◆ Work to do ◆
Return every entry exactly as written.

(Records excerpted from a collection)
######
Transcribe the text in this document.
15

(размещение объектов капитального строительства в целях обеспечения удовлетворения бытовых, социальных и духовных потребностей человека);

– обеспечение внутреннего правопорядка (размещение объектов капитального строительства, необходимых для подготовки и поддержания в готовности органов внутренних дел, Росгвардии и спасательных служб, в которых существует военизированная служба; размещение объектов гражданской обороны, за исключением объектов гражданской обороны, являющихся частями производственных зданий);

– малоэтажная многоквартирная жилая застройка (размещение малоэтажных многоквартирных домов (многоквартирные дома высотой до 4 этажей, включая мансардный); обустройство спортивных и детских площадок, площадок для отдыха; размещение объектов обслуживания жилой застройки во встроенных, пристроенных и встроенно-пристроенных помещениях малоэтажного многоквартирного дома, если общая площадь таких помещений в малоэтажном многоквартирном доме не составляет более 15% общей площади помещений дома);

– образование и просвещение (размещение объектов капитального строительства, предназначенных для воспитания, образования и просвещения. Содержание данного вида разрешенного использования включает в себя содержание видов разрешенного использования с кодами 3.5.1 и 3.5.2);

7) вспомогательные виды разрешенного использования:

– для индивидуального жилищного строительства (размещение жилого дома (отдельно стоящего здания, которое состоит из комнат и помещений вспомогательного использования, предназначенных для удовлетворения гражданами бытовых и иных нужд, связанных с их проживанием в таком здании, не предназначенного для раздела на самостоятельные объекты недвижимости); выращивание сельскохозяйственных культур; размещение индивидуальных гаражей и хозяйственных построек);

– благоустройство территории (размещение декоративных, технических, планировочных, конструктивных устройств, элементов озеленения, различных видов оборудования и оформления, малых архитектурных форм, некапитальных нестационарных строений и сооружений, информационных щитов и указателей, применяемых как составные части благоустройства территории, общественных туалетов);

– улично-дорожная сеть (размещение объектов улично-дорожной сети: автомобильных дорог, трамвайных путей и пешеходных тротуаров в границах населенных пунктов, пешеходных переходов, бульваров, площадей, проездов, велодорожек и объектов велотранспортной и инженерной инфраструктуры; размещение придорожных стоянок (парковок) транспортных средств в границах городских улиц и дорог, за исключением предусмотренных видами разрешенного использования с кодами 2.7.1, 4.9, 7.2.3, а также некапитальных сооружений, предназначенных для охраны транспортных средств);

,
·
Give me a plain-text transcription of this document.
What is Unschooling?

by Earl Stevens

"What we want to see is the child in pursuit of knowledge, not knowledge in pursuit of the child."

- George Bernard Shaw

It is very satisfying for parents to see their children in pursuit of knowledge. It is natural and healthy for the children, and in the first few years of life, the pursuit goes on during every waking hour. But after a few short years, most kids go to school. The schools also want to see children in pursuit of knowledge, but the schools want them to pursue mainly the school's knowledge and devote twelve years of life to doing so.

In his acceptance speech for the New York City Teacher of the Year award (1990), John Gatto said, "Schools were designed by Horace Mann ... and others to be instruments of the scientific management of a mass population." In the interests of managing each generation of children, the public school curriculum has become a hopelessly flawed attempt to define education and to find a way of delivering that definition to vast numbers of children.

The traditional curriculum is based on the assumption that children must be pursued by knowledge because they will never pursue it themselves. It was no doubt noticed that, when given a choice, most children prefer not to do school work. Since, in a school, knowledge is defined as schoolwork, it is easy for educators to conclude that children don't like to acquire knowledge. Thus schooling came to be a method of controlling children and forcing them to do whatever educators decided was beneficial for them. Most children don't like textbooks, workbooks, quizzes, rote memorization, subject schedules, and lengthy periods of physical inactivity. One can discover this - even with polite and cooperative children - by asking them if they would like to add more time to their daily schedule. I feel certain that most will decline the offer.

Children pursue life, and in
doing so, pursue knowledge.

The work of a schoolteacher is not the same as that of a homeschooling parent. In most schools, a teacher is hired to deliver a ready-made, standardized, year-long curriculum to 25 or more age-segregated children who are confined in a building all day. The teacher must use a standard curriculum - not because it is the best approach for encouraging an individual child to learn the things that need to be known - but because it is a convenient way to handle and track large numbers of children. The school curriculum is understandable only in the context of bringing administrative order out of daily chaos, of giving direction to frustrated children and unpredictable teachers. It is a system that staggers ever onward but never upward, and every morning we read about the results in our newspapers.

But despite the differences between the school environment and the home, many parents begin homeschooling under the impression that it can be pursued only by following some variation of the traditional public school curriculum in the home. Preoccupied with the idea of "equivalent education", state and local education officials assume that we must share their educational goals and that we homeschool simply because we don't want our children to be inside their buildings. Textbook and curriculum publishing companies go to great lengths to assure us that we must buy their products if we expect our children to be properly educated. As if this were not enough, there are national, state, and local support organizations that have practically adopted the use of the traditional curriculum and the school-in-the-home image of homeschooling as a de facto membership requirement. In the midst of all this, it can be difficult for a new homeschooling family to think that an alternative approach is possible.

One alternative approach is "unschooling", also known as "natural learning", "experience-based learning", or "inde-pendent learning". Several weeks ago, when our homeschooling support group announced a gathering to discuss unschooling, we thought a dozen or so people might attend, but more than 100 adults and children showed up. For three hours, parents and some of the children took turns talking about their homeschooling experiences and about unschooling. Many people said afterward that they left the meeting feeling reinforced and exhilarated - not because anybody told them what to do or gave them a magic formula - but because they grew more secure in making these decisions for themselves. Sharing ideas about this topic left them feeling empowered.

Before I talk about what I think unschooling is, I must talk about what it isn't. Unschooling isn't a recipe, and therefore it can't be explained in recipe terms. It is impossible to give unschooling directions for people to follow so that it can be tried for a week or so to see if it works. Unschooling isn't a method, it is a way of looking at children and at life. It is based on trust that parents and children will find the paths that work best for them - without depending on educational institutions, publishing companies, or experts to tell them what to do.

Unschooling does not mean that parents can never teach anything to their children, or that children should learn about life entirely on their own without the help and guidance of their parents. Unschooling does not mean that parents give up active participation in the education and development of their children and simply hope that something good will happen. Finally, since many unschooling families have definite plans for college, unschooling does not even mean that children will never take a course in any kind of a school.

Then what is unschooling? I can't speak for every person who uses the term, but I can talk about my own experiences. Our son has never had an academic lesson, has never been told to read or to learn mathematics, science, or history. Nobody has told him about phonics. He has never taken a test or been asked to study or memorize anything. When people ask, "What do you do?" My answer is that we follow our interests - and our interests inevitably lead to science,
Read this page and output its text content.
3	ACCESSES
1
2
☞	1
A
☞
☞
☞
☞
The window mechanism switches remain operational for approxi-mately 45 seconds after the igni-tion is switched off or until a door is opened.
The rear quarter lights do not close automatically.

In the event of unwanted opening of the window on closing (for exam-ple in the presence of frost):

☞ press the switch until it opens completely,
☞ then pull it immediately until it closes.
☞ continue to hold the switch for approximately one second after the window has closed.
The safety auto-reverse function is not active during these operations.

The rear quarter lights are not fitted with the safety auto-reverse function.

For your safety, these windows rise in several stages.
######
◆ The result ◆
Transcribe the text in this document.
15

(размещение объектов капитального строительства в целях обеспечения удовлетворения бытовых, социальных и духовных потребностей человека);

– обеспечение внутреннего правопорядка (размещение объектов капитального строительства, необходимых для подготовки и поддержания в готовности органов внутренних дел, Росгвардии и спасательных служб, в которых существует военизированная служба; размещение объектов гражданской обороны, за исключением объектов гражданской обороны, являющихся частями производственных зданий);

– малоэтажная многоквартирная жилая застройка (размещение малоэтажных многоквартирных домов (многоквартирные дома высотой до 4 этажей, включая мансардный); обустройство спортивных и детских площадок, площадок для отдыха; размещение объектов обслуживания жилой застройки во встроенных, пристроенных и встроенно-пристроенных помещениях малоэтажного многоквартирного дома, если общая площадь таких помещений в малоэтажном многоквартирном доме не составляет более 15% общей площади помещений дома);

– образование и просвещение (размещение объектов капитального строительства, предназначенных для воспитания, образования и просвещения. Содержание данного вида разрешенного использования включает в себя содержание видов разрешенного использования с кодами 3.5.1 и 3.5.2);

7) вспомогательные виды разрешенного использования:

– для индивидуального жилищного строительства (размещение жилого дома (отдельно стоящего здания, которое состоит из комнат и помещений вспомогательного использования, предназначенных для удовлетворения гражданами бытовых и иных нужд, связанных с их проживанием в таком здании, не предназначенного для раздела на самостоятельные объекты недвижимости); выращивание сельскохозяйственных культур; размещение индивидуальных гаражей и хозяйственных построек);

– благоустройство территории (размещение декоративных, технических, планировочных, конструктивных устройств, элементов озеленения, различных видов оборудования и оформления, малых архитектурных форм, некапитальных нестационарных строений и сооружений, информационных щитов и указателей, применяемых как составные части благоустройства территории, общественных туалетов);

– улично-дорожная сеть (размещение объектов улично-дорожной сети: автомобильных дорог, трамвайных путей и пешеходных тротуаров в границах населенных пунктов, пешеходных переходов, бульваров, площадей, проездов, велодорожек и объектов велотранспортной и инженерной инфраструктуры; размещение придорожных стоянок (парковок) транспортных средств в границах городских улиц и дорог, за исключением предусмотренных видами разрешенного использования с кодами 2.7.1, 4.9, 7.2.3, а также некапитальных сооружений, предназначенных для охраны транспортных средств);

,
·
Give me a plain-text transcription of this document.
What is Unschooling?

by Earl Stevens

"What we want to see is the child in pursuit of knowledge, not knowledge in pursuit of the child."

- George Bernard Shaw

It is very satisfying for parents to see their children in pursuit of knowledge. It is natural and healthy for the children, and in the first few years of life, the pursuit goes on during every waking hour. But after a few short years, most kids go to school. The schools also want to see children in pursuit of knowledge, but the schools want them to pursue mainly the school's knowledge and devote twelve years of life to doing so.

In his acceptance speech for the New York City Teacher of the Year award (1990), John Gatto said, "Schools were designed by Horace Mann ... and others to be instruments of the scientific management of a mass population." In the interests of managing each generation of children, the public school curriculum has become a hopelessly flawed attempt to define education and to find a way of delivering that definition to vast numbers of children.

The traditional curriculum is based on the assumption that children must be pursued by knowledge because they will never pursue it themselves. It was no doubt noticed that, when given a choice, most children prefer not to do school work. Since, in a school, knowledge is defined as schoolwork, it is easy for educators to conclude that children don't like to acquire knowledge. Thus schooling came to be a method of controlling children and forcing them to do whatever educators decided was beneficial for them. Most children don't like textbooks, workbooks, quizzes, rote memorization, subject schedules, and lengthy periods of physical inactivity. One can discover this - even with polite and cooperative children - by asking them if they would like to add more time to their daily schedule. I feel certain that most will decline the offer.

Children pursue life, and in
doing so, pursue knowledge.

The work of a schoolteacher is not the same as that of a homeschooling parent. In most schools, a teacher is hired to deliver a ready-made, standardized, year-long curriculum to 25 or more age-segregated children who are confined in a building all day. The teacher must use a standard curriculum - not because it is the best approach for encouraging an individual child to learn the things that need to be known - but because it is a convenient way to handle and track large numbers of children. The school curriculum is understandable only in the context of bringing administrative order out of daily chaos, of giving direction to frustrated children and unpredictable teachers. It is a system that staggers ever onward but never upward, and every morning we read about the results in our newspapers.

But despite the differences between the school environment and the home, many parents begin homeschooling under the impression that it can be pursued only by following some variation of the traditional public school curriculum in the home. Preoccupied with the idea of "equivalent education", state and local education officials assume that we must share their educational goals and that we homeschool simply because we don't want our children to be inside their buildings. Textbook and curriculum publishing companies go to great lengths to assure us that we must buy their products if we expect our children to be properly educated. As if this were not enough, there are national, state, and local support organizations that have practically adopted the use of the traditional curriculum and the school-in-the-home image of homeschooling as a de facto membership requirement. In the midst of all this, it can be difficult for a new homeschooling family to think that an alternative approach is possible.

One alternative approach is "unschooling", also known as "natural learning", "experience-based learning", or "inde-pendent learning". Several weeks ago, when our homeschooling support group announced a gathering to discuss unschooling, we thought a dozen or so people might attend, but more than 100 adults and children showed up. For three hours, parents and some of the children took turns talking about their homeschooling experiences and about unschooling. Many people said afterward that they left the meeting feeling reinforced and exhilarated - not because anybody told them what to do or gave them a magic formula - but because they grew more secure in making these decisions for themselves. Sharing ideas about this topic left them feeling empowered.

Before I talk about what I think unschooling is, I must talk about what it isn't. Unschooling isn't a recipe, and therefore it can't be explained in recipe terms. It is impossible to give unschooling directions for people to follow so that it can be tried for a week or so to see if it works. Unschooling isn't a method, it is a way of looking at children and at life. It is based on trust that parents and children will find the paths that work best for them - without depending on educational institutions, publishing companies, or experts to tell them what to do.

Unschooling does not mean that parents can never teach anything to their children, or that children should learn about life entirely on their own without the help and guidance of their parents. Unschooling does not mean that parents give up active participation in the education and development of their children and simply hope that something good will happen. Finally, since many unschooling families have definite plans for college, unschooling does not even mean that children will never take a course in any kind of a school.

Then what is unschooling? I can't speak for every person who uses the term, but I can talk about my own experiences. Our son has never had an academic lesson, has never been told to read or to learn mathematics, science, or history. Nobody has told him about phonics. He has never taken a test or been asked to study or memorize anything. When people ask, "What do you do?" My answer is that we follow our interests - and our interests inevitably lead to science,
Read this page and output its text content.
3	ACCESSES
1
2
☞	1
A
☞
☞
☞
☞
The window mechanism switches remain operational for approxi-mately 45 seconds after the igni-tion is switched off or until a door is opened.
The rear quarter lights do not close automatically.

In the event of unwanted opening of the window on closing (for exam-ple in the presence of frost):

☞ press the switch until it opens completely,
☞ then pull it immediately until it closes.
☞ continue to hold the switch for approximately one second after the window has closed.
The safety auto-reverse function is not active during these operations.

The rear quarter lights are not fitted with the safety auto-reverse function.

For your safety, these windows rise in several stages.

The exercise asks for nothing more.